> **FRAGMENTO CITADO**
____
Como cada año llegó el ritual: la Acción de Gracias tal y como la instauró
en 1863 Abraham Lincoln. La reunión con familia y amigos;
el pavo, la salsa de arándanos y el pastel de calabaza…
Llegó también, como cada último jueves de noviembre, uno
de los días en que se hacen más horas de voluntariado en
comedores de beneficencia. Este año parece haber más
trabajo que antes.
El hambre en EEUU ha alcanzado unas cotas calificadas como «perturbadoras»
por el presidente, Barack Obama. Según el Departamento de
Agricultura, 17 millones de hogares –o 49 millones de
estadounidenses, el 15% de la población– tuvieron
dificultades en el 2008 para poner comida en sus mesas. En
la cifra, se incluyen 17 millones de niños, o uno de cada
cuatro. Es una situación no solo peor que la del año
pasado: es la peor de los últimos 14 años.
Nueva York no es diferente al resto del país. Millón y medio de
neoyorquinos (o el 19% de los habitantes de la urbe) viven
bajo el nivel de pobreza, con ingresos de poco más de
11.000 euros al año para una familia de tres miembros. De
esos, más de un millón –incluyendo 350.000 niños y
140.000 personas de la tercera edad– confían para
alimentarse en comida de emergencia facilitada por las
llamadas soup kitchens o food pantries. Y su situación se
hace más incómoda aún si se piensa que los 56
neoyorquinos más ricos acumulan 27 veces el dinero que
sumarían juntos ese millón y medio de pobres. 56
individuos. 27 veces más que un millón y medio de
personas.
Datos
demoledores
Los datos del New York Food Bank, una de las principales organizaciones que
luchan contra el hambre en Nueva York, son demoledores. En
una ciudad en la que en cinco años el coste de la comida ha
subido un 22%, más de un tercio de quienes acuden a
organizaciones y bancos de alimentos caritativos tienen que
elegir entre pagar la comida o el alquiler. Anda también
por encima del 20% el porcentaje de quienes eligen entre
comprar comida o pagar por medicinas o atención médica.
Hay este año algún destello de esperanza. En los últimos meses, soup
kitchens y food pantries han aliviado un poco sus propios
apuros económicos gracias al paquete federal de estímulo,
que en la ciudad de Nueva York se ha traducido en unos 30
millones de euros más para alimentación de emergencia.
Pero se trata de una solución con fecha de caducidad, pues
la inyección de fondos ha sido una cuestión puntual.
Mientras, el número de gente que acude a ellos muestra un
problema sistémico: la demanda en estos comedores, a los
que acuden mayoritariamente personas que no reciben
beneficios públicos o inmigrantes sin papeles, ha crecido
casi un 21% en un año.
Ayer, entre quienes acudieron a ayudar al Ejército de Salvación a repartir
10.000 comidas (9.200 más que el año anterior) había 300
empleados de Goldman Sachs. Quizá intentaban exorcizar el
demonio de primas y bonos de Wall Street que encarna su
banco. Fuera como fuera, hacían falta sus manos. Y quizá
era la mejor forma de darse cuenta de lo que el senador
estatal Charles Schumer ha dicho de una forma simplista pero
cargada de verdad: «El hambre es una cosa horrible».
____
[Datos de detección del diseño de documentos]

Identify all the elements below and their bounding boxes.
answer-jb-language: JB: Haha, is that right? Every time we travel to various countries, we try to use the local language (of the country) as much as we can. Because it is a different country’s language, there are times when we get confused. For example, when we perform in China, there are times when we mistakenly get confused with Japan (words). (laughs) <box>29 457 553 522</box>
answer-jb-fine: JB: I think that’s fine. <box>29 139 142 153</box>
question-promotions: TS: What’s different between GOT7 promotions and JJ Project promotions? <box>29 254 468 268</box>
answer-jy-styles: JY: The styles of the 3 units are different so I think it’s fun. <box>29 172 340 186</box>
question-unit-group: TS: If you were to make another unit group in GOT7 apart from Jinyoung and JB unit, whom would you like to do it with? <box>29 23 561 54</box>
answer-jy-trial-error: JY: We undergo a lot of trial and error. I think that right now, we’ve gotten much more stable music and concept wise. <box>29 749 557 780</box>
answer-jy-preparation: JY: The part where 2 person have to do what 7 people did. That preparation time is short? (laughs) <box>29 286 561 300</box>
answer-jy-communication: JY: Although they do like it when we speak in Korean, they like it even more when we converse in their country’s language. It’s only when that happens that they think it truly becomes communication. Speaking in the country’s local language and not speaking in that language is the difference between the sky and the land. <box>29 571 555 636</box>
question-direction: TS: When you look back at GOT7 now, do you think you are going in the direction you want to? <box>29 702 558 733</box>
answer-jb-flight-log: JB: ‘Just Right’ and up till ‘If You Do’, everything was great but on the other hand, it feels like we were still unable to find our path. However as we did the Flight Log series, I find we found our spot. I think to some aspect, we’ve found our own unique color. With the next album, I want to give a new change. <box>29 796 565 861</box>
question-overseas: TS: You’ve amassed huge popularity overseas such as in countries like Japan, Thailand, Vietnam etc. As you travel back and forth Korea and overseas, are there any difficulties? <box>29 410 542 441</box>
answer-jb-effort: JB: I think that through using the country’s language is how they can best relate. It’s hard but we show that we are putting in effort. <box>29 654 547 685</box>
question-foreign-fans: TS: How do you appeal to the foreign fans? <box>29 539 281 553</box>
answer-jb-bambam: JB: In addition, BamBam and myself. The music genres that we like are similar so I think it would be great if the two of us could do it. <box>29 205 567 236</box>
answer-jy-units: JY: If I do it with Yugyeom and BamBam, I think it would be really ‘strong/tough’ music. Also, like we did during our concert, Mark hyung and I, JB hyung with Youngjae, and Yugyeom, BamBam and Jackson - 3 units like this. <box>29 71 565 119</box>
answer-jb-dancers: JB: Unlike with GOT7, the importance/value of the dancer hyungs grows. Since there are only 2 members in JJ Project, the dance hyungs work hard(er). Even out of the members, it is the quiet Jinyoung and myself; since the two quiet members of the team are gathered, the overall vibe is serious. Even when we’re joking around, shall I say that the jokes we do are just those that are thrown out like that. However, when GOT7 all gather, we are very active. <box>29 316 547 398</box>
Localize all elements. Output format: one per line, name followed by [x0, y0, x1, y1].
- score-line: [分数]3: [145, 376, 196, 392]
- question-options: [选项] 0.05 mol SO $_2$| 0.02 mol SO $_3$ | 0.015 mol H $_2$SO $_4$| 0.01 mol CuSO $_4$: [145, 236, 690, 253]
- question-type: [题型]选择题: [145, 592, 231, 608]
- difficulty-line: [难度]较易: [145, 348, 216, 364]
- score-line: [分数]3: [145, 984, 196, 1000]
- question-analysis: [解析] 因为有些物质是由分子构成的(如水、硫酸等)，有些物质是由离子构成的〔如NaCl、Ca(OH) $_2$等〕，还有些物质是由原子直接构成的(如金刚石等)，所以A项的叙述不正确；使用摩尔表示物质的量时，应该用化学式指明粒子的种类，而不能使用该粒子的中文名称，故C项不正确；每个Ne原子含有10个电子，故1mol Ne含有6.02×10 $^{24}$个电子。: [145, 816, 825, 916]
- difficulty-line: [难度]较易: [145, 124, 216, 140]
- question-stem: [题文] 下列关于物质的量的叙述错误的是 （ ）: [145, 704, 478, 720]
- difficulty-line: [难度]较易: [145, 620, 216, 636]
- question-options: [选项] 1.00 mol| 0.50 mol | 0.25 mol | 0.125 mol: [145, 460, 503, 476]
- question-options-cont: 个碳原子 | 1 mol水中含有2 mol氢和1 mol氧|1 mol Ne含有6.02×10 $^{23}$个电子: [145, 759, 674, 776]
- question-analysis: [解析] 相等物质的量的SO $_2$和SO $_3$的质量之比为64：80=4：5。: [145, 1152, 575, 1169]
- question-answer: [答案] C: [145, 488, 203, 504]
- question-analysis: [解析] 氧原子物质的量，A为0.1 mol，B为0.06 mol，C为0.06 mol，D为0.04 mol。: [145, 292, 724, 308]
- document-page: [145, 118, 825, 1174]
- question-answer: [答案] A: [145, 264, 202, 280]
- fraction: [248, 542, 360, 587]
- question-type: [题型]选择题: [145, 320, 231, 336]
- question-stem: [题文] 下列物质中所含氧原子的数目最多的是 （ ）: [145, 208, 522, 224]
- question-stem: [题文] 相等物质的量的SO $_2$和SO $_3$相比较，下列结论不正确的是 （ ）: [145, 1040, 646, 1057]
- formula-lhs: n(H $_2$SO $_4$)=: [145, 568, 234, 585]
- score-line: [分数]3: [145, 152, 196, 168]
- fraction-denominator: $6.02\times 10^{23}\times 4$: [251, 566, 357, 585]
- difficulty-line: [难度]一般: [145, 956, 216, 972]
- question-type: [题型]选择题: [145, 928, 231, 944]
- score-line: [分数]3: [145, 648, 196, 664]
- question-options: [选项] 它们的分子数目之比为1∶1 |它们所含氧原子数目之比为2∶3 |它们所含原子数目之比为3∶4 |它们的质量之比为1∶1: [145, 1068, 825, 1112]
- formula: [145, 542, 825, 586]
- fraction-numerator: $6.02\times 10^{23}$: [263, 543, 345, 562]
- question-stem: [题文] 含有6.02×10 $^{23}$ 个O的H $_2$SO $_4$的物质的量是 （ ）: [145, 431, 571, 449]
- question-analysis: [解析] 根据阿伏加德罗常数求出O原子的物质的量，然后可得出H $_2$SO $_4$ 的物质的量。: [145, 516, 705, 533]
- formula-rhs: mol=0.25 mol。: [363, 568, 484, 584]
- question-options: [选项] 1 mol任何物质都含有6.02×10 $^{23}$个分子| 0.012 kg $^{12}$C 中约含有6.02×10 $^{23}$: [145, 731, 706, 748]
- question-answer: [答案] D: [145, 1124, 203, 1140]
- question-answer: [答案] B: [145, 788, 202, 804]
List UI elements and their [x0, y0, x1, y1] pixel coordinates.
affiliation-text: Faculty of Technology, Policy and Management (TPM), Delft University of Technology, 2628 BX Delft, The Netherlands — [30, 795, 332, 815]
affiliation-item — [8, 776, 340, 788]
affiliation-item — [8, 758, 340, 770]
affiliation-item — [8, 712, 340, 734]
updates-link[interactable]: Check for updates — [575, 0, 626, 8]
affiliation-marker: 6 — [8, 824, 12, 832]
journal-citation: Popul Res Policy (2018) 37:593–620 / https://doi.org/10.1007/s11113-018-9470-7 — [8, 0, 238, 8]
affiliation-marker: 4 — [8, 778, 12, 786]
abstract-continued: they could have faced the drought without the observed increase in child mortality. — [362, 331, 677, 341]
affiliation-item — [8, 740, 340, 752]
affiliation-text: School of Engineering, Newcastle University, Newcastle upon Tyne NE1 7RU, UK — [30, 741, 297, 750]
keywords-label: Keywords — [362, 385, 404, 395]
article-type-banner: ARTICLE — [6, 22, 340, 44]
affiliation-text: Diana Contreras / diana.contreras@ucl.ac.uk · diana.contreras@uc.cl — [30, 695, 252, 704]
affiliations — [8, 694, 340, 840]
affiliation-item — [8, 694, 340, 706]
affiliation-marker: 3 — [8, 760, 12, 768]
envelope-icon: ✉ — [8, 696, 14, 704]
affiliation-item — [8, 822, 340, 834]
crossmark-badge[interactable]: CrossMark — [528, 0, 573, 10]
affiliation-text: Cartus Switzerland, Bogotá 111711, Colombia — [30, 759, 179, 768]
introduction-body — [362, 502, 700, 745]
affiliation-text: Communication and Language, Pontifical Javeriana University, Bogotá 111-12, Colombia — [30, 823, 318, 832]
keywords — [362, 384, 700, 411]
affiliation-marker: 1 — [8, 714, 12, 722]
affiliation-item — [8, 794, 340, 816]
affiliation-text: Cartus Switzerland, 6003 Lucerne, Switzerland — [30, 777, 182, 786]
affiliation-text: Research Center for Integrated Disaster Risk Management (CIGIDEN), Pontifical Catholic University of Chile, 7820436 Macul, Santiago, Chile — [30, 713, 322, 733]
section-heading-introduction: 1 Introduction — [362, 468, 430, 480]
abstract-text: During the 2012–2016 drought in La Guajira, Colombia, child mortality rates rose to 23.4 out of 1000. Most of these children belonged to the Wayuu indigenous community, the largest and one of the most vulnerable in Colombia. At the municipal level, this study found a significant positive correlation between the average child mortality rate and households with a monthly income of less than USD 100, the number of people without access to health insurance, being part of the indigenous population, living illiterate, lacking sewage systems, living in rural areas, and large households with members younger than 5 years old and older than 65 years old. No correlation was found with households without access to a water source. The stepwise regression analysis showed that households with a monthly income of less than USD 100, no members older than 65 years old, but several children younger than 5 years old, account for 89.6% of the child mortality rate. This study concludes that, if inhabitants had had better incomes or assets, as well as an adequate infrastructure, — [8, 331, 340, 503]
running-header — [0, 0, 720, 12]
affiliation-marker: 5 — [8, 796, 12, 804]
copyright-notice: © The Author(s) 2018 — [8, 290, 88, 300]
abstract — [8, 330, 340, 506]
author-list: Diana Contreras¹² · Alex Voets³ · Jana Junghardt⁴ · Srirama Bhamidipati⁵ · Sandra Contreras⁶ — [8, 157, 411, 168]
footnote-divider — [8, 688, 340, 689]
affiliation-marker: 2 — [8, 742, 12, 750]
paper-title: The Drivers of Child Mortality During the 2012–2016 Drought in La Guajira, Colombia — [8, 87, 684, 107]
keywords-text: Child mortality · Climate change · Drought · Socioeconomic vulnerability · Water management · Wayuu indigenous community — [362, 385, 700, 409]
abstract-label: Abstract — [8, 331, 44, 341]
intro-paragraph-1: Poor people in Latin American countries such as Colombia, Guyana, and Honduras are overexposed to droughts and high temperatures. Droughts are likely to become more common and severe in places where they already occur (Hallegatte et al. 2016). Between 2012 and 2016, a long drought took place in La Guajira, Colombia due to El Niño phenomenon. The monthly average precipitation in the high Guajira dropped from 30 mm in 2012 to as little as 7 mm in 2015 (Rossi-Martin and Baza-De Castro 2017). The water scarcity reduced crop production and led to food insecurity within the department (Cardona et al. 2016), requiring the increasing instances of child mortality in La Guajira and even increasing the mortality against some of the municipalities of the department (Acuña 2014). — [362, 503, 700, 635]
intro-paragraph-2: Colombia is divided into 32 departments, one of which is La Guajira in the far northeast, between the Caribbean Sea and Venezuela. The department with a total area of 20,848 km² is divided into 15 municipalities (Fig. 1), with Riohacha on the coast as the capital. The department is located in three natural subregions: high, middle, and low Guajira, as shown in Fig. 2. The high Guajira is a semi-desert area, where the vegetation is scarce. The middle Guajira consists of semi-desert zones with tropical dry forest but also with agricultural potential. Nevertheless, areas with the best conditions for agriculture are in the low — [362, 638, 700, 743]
____
> **ENUNCIADO**
En el fragmento citado sobre el hambre en EEUU, ¿cuánto ha subido el coste de la comida en Nueva York en cinco años?

> **RESULTADO**
Un 22%.